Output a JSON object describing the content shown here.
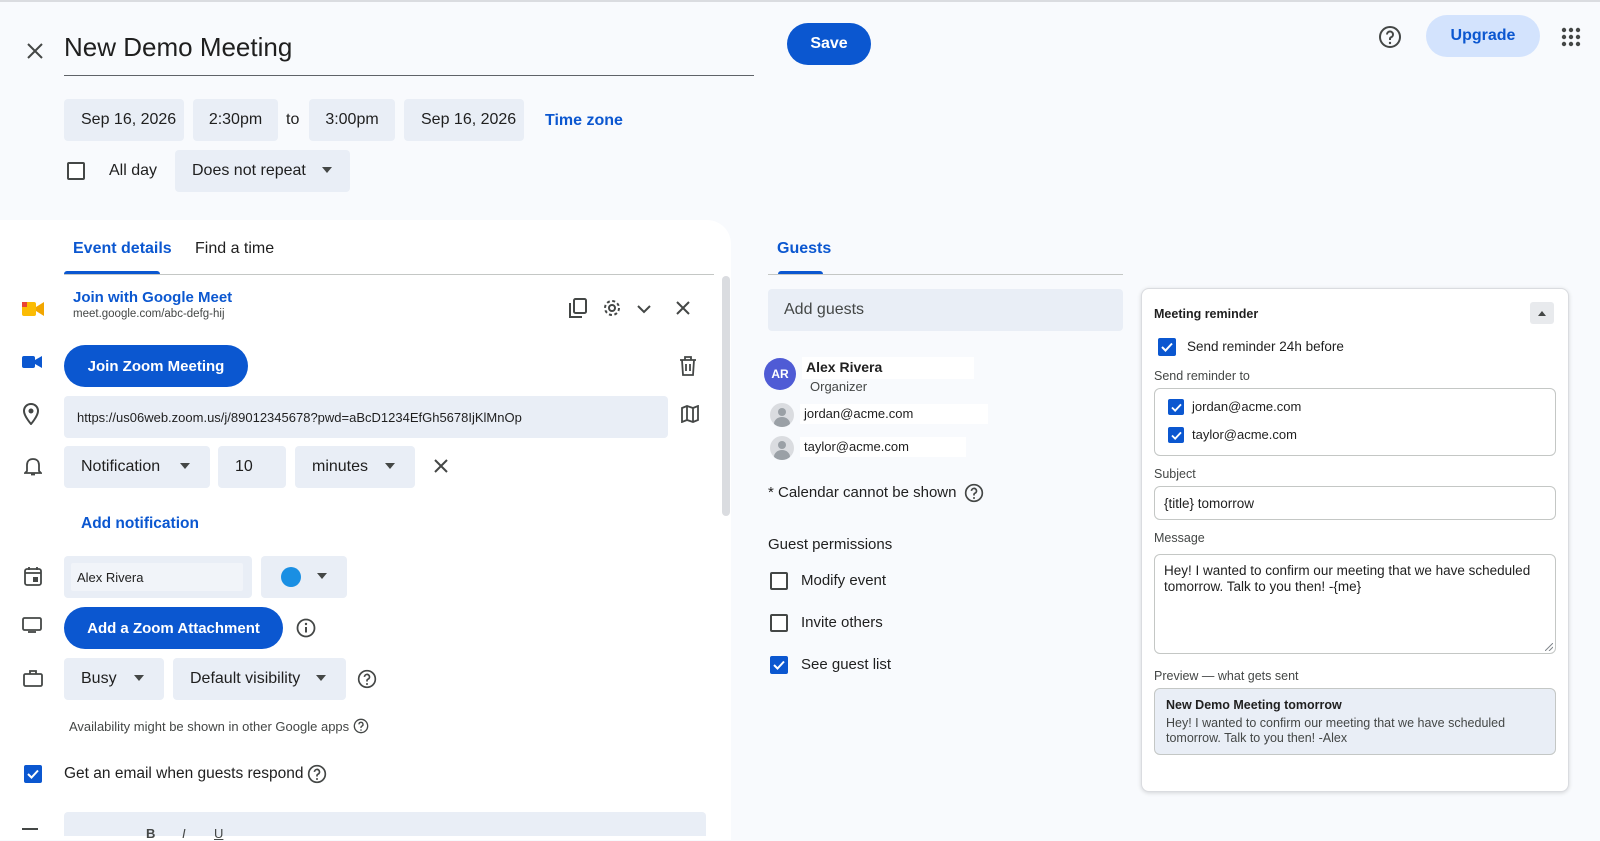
{
  "header": {
    "title": "New Demo Meeting",
    "save_label": "Save",
    "upgrade_label": "Upgrade"
  },
  "datetime": {
    "start_date": "Sep 16, 2026",
    "start_time": "2:30pm",
    "to_label": "to",
    "end_time": "3:00pm",
    "end_date": "Sep 16, 2026",
    "timezone_label": "Time zone",
    "all_day_label": "All day",
    "repeat_value": "Does not repeat"
  },
  "tabs": {
    "event_details": "Event details",
    "find_time": "Find a time",
    "guests": "Guests"
  },
  "meet": {
    "label": "Join with Google Meet",
    "url": "meet.google.com/abc-defg-hij"
  },
  "zoom": {
    "join_label": "Join Zoom Meeting",
    "url": "https://us06web.zoom.us/j/89012345678?pwd=aBcD1234EfGh5678IjKlMnOp",
    "attachment_label": "Add a Zoom Attachment"
  },
  "notification": {
    "type": "Notification",
    "amount": "10",
    "unit": "minutes",
    "add_label": "Add notification"
  },
  "calendar": {
    "owner": "Alex Rivera",
    "color": "#1a8fe3"
  },
  "availability": {
    "status": "Busy",
    "visibility": "Default visibility",
    "note": "Availability might be shown in other Google apps"
  },
  "email_guests_label": "Get an email when guests respond",
  "guests": {
    "add_placeholder": "Add guests",
    "list": [
      {
        "initials": "AR",
        "name": "Alex Rivera",
        "role": "Organizer"
      },
      {
        "email": "jordan@acme.com"
      },
      {
        "email": "taylor@acme.com"
      }
    ],
    "calendar_note": "* Calendar cannot be shown",
    "permissions_title": "Guest permissions",
    "permissions": [
      {
        "label": "Modify event",
        "checked": false
      },
      {
        "label": "Invite others",
        "checked": false
      },
      {
        "label": "See guest list",
        "checked": true
      }
    ]
  },
  "reminder": {
    "title": "Meeting reminder",
    "send_24h_label": "Send reminder 24h before",
    "send_to_label": "Send reminder to",
    "recipients": [
      "jordan@acme.com",
      "taylor@acme.com"
    ],
    "subject_label": "Subject",
    "subject_value": "{title} tomorrow",
    "message_label": "Message",
    "message_value": "Hey! I wanted to confirm our meeting that we have scheduled tomorrow. Talk to you then! -{me}",
    "preview_label": "Preview — what gets sent",
    "preview_subject": "New Demo Meeting tomorrow",
    "preview_body": "Hey! I wanted to confirm our meeting that we have scheduled tomorrow. Talk to you then! -Alex"
  }
}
□ □ □ □ □
* Your goal
Transcribe the material exactly, and leave out whatever pictures it holds.

* Reply
Output a JSON object describing the content shown here.
{
  "header": {
    "title": "New Demo Meeting",
    "save_label": "Save",
    "upgrade_label": "Upgrade"
  },
  "datetime": {
    "start_date": "Sep 16, 2026",
    "start_time": "2:30pm",
    "to_label": "to",
    "end_time": "3:00pm",
    "end_date": "Sep 16, 2026",
    "timezone_label": "Time zone",
    "all_day_label": "All day",
    "repeat_value": "Does not repeat"
  },
  "tabs": {
    "event_details": "Event details",
    "find_time": "Find a time",
    "guests": "Guests"
  },
  "meet": {
    "label": "Join with Google Meet",
    "url": "meet.google.com/abc-defg-hij"
  },
  "zoom": {
    "join_label": "Join Zoom Meeting",
    "url": "https://us06web.zoom.us/j/89012345678?pwd=aBcD1234EfGh5678IjKlMnOp",
    "attachment_label": "Add a Zoom Attachment"
  },
  "notification": {
    "type": "Notification",
    "amount": "10",
    "unit": "minutes",
    "add_label": "Add notification"
  },
  "calendar": {
    "owner": "Alex Rivera",
    "color": "#1a8fe3"
  },
  "availability": {
    "status": "Busy",
    "visibility": "Default visibility",
    "note": "Availability might be shown in other Google apps"
  },
  "email_guests_label": "Get an email when guests respond",
  "guests": {
    "add_placeholder": "Add guests",
    "list": [
      {
        "initials": "AR",
        "name": "Alex Rivera",
        "role": "Organizer"
      },
      {
        "email": "jordan@acme.com"
      },
      {
        "email": "taylor@acme.com"
      }
    ],
    "calendar_note": "* Calendar cannot be shown",
    "permissions_title": "Guest permissions",
    "permissions": [
      {
        "label": "Modify event",
        "checked": false
      },
      {
        "label": "Invite others",
        "checked": false
      },
      {
        "label": "See guest list",
        "checked": true
      }
    ]
  },
  "reminder": {
    "title": "Meeting reminder",
    "send_24h_label": "Send reminder 24h before",
    "send_to_label": "Send reminder to",
    "recipients": [
      "jordan@acme.com",
      "taylor@acme.com"
    ],
    "subject_label": "Subject",
    "subject_value": "{title} tomorrow",
    "message_label": "Message",
    "message_value": "Hey! I wanted to confirm our meeting that we have scheduled tomorrow. Talk to you then! -{me}",
    "preview_label": "Preview — what gets sent",
    "preview_subject": "New Demo Meeting tomorrow",
    "preview_body": "Hey! I wanted to confirm our meeting that we have scheduled tomorrow. Talk to you then! -Alex"
  }
}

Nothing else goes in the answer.